▸ Written exercise
Copy the data exactly; pictures stay out of the copy.

⁂

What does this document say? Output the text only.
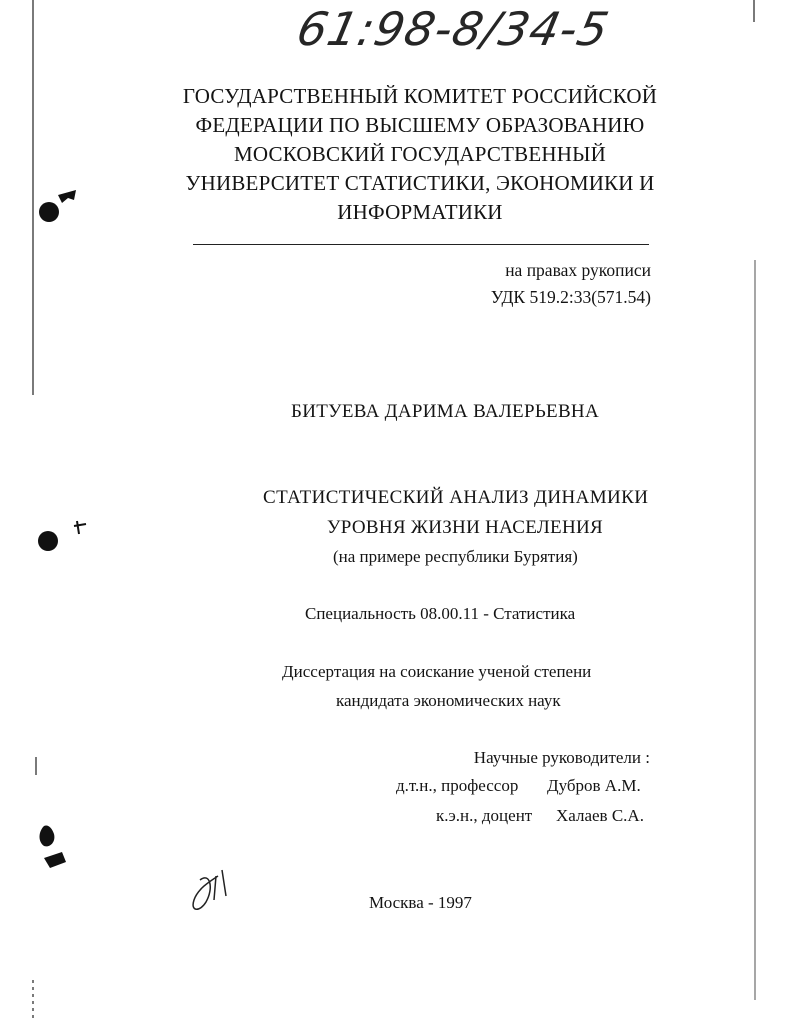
61:98-8/34-5
ГОСУДАРСТВЕННЫЙ КОМИТЕТ РОССИЙСКОЙ
ФЕДЕРАЦИИ ПО ВЫСШЕМУ ОБРАЗОВАНИЮ
МОСКОВСКИЙ ГОСУДАРСТВЕННЫЙ
УНИВЕРСИТЕТ СТАТИСТИКИ, ЭКОНОМИКИ И
ИНФОРМАТИКИ
на правах рукописи
УДК 519.2:33(571.54)
БИТУЕВА ДАРИМА ВАЛЕРЬЕВНА
СТАТИСТИЧЕСКИЙ АНАЛИЗ ДИНАМИКИ
УРОВНЯ ЖИЗНИ НАСЕЛЕНИЯ
(на примере республики Бурятия)
Специальность 08.00.11 - Статистика
Диссертация на соискание ученой степени
кандидата экономических наук
Научные руководители :
д.т.н., профессор Дубров А.М.
к.э.н., доцент Халаев С.А.
Москва - 1997
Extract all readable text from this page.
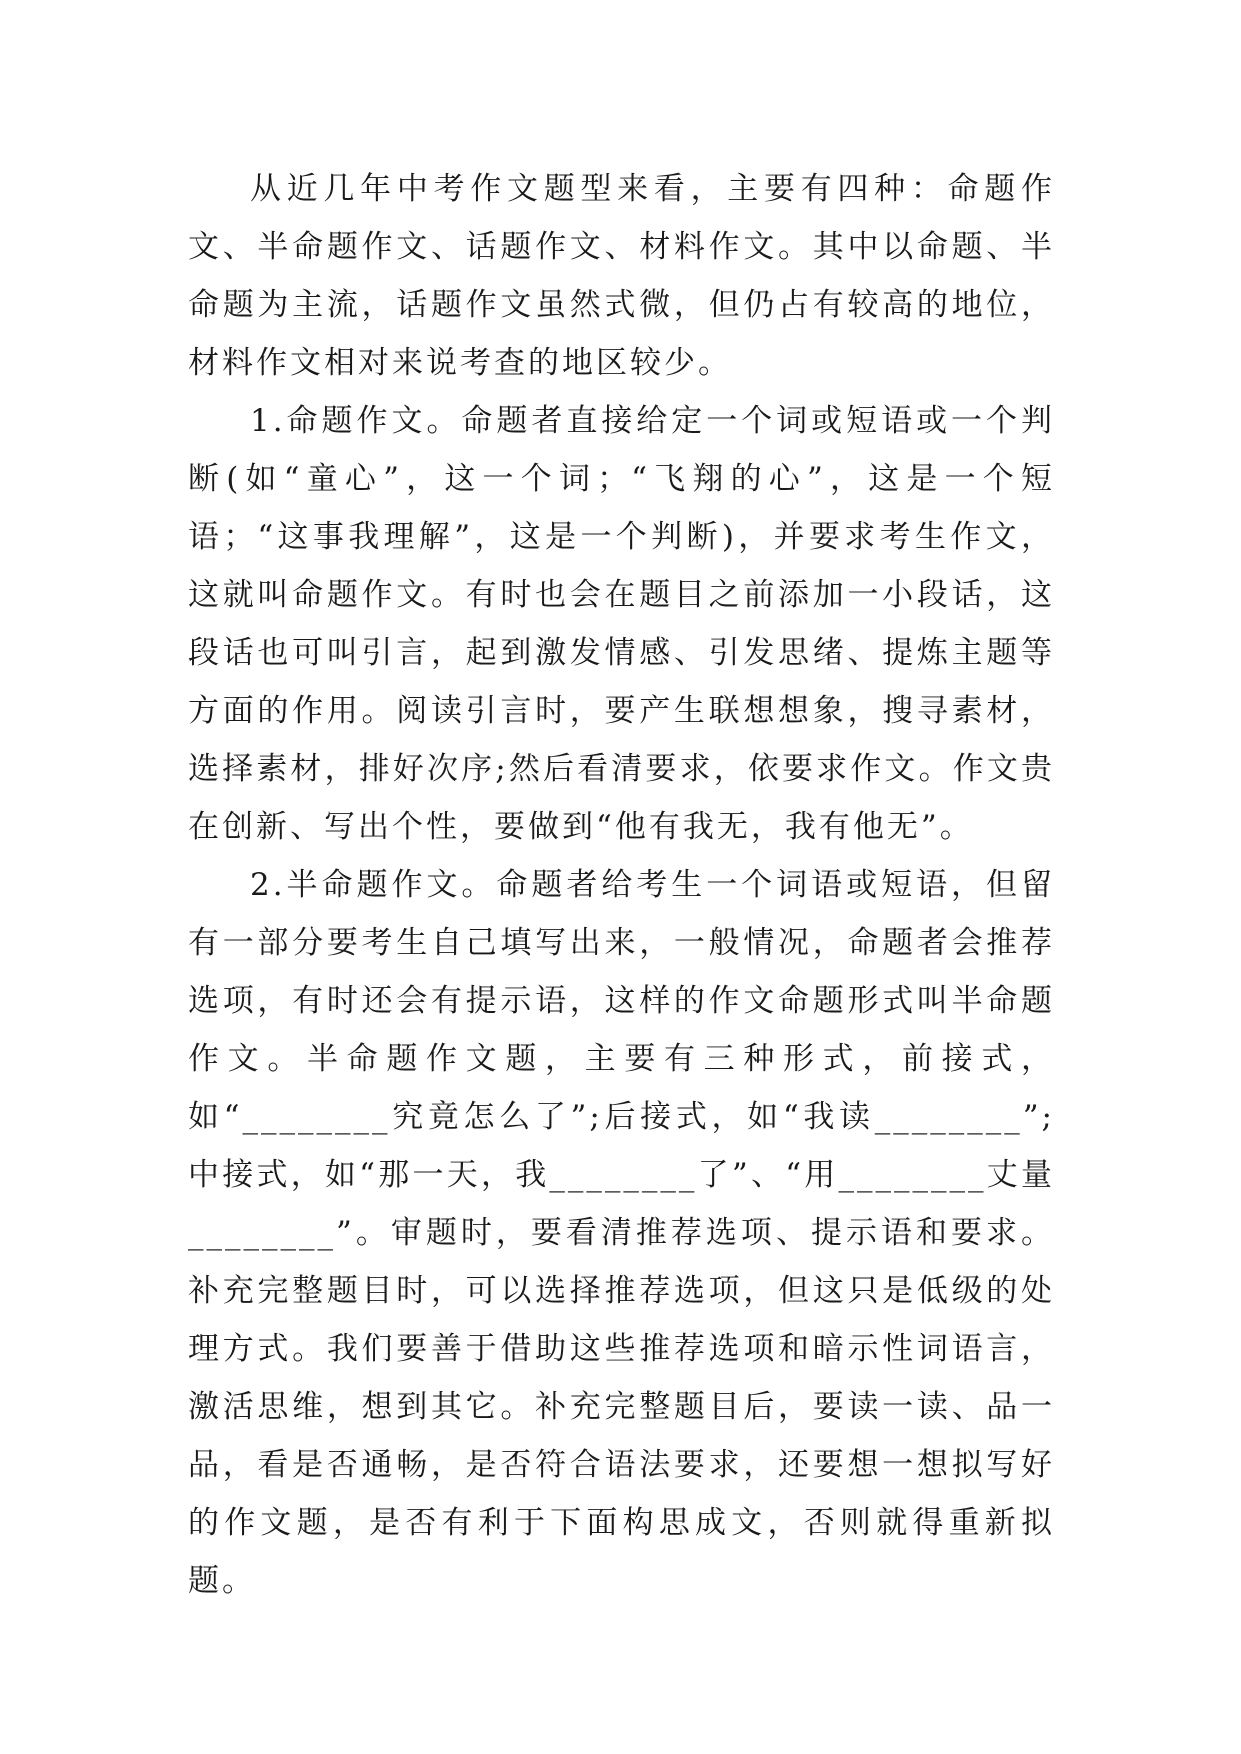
从近几年中考作文题型来看，主要有四种：命题作文、半命题作文、话题作文、材料作文。其中以命题、半命题为主流，话题作文虽然式微，但仍占有较高的地位，材料作文相对来说考查的地区较少。

1.命题作文。命题者直接给定一个词或短语或一个判断(如“童心”，这一个词；“飞翔的心”，这是一个短语；“这事我理解”，这是一个判断)，并要求考生作文，这就叫命题作文。有时也会在题目之前添加一小段话，这段话也可叫引言，起到激发情感、引发思绪、提炼主题等方面的作用。阅读引言时，要产生联想想象，搜寻素材，选择素材，排好次序;然后看清要求，依要求作文。作文贵在创新、写出个性，要做到“他有我无，我有他无”。

2.半命题作文。命题者给考生一个词语或短语，但留有一部分要考生自己填写出来，一般情况，命题者会推荐选项，有时还会有提示语，这样的作文命题形式叫半命题作文。半命题作文题，主要有三种形式，前接式，如“________究竟怎么了”;后接式，如“我读________”;中接式，如“那一天，我________了”、“用________丈量________”。审题时，要看清推荐选项、提示语和要求。补充完整题目时，可以选择推荐选项，但这只是低级的处理方式。我们要善于借助这些推荐选项和暗示性词语言，激活思维，想到其它。补充完整题目后，要读一读、品一品，看是否通畅，是否符合语法要求，还要想一想拟写好的作文题，是否有利于下面构思成文，否则就得重新拟题。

⁂

▸ Output of the exercise
What does this document say? Output the text only.
61:98-8/34-5
ГОСУДАРСТВЕННЫЙ КОМИТЕТ РОССИЙСКОЙ
ФЕДЕРАЦИИ ПО ВЫСШЕМУ ОБРАЗОВАНИЮ
МОСКОВСКИЙ ГОСУДАРСТВЕННЫЙ
УНИВЕРСИТЕТ СТАТИСТИКИ, ЭКОНОМИКИ И
ИНФОРМАТИКИ
на правах рукописи
УДК 519.2:33(571.54)
БИТУЕВА ДАРИМА ВАЛЕРЬЕВНА
СТАТИСТИЧЕСКИЙ АНАЛИЗ ДИНАМИКИ
УРОВНЯ ЖИЗНИ НАСЕЛЕНИЯ
(на примере республики Бурятия)
Специальность 08.00.11 - Статистика
Диссертация на соискание ученой степени
кандидата экономических наук
Научные руководители :
д.т.н., профессор Дубров А.М.
к.э.н., доцент Халаев С.А.
Москва - 1997
Extract all readable text from this page.
从近几年中考作文题型来看，主要有四种：命题作文、半命题作文、话题作文、材料作文。其中以命题、半命题为主流，话题作文虽然式微，但仍占有较高的地位，材料作文相对来说考查的地区较少。

1.命题作文。命题者直接给定一个词或短语或一个判断(如“童心”，这一个词；“飞翔的心”，这是一个短语；“这事我理解”，这是一个判断)，并要求考生作文，这就叫命题作文。有时也会在题目之前添加一小段话，这段话也可叫引言，起到激发情感、引发思绪、提炼主题等方面的作用。阅读引言时，要产生联想想象，搜寻素材，选择素材，排好次序;然后看清要求，依要求作文。作文贵在创新、写出个性，要做到“他有我无，我有他无”。

2.半命题作文。命题者给考生一个词语或短语，但留有一部分要考生自己填写出来，一般情况，命题者会推荐选项，有时还会有提示语，这样的作文命题形式叫半命题作文。半命题作文题，主要有三种形式，前接式，如“________究竟怎么了”;后接式，如“我读________”;中接式，如“那一天，我________了”、“用________丈量________”。审题时，要看清推荐选项、提示语和要求。补充完整题目时，可以选择推荐选项，但这只是低级的处理方式。我们要善于借助这些推荐选项和暗示性词语言，激活思维，想到其它。补充完整题目后，要读一读、品一品，看是否通畅，是否符合语法要求，还要想一想拟写好的作文题，是否有利于下面构思成文，否则就得重新拟题。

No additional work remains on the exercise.